(Items listed in a dataset)
........

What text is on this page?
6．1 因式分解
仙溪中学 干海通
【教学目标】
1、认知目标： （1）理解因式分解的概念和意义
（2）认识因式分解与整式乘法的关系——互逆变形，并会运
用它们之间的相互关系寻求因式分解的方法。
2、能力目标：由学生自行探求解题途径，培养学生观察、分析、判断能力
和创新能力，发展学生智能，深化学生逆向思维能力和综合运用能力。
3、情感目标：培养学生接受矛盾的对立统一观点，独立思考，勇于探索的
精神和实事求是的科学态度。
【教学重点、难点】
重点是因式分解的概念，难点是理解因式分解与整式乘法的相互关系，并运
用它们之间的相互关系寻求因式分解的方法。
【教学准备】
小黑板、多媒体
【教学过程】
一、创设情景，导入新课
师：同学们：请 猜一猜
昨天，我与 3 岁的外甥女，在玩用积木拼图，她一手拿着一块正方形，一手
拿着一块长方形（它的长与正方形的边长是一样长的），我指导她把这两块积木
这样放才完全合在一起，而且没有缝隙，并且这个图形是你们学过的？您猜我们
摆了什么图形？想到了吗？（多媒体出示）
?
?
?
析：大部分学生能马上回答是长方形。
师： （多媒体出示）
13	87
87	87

........

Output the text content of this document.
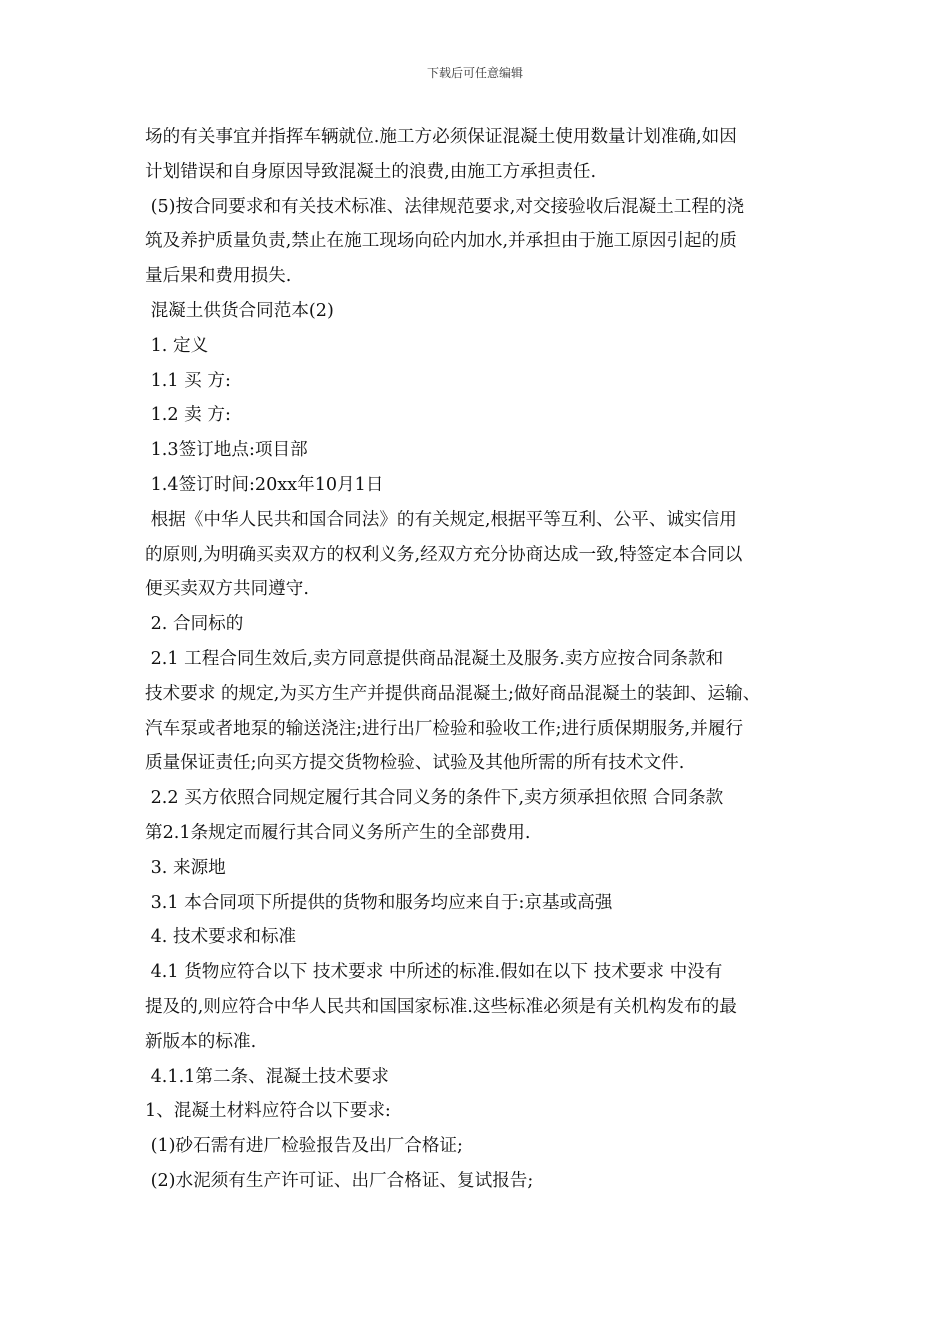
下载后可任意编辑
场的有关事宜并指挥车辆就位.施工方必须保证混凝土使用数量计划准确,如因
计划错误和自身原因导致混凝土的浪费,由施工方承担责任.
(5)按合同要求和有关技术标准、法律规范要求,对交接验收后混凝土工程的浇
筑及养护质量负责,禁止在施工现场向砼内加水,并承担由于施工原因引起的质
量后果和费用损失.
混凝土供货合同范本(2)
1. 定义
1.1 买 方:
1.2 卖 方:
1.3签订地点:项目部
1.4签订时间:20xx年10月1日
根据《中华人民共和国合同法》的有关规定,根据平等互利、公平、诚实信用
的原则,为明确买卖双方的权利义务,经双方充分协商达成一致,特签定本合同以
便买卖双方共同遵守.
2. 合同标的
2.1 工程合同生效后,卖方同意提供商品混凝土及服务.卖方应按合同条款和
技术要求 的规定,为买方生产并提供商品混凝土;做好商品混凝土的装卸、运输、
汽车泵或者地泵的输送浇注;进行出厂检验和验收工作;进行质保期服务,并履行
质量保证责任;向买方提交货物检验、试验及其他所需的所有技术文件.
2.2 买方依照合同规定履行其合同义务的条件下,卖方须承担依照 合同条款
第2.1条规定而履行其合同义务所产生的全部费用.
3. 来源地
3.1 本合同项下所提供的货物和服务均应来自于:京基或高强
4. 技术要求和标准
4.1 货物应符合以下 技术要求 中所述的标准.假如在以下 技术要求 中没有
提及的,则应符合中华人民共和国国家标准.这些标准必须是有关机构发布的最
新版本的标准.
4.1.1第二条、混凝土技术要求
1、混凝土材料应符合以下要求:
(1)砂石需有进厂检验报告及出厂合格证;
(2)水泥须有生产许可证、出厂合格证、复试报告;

........

Work to complete :: Return each line with "this".

Answer below ::
What text is on this page?
Output the text content of this document.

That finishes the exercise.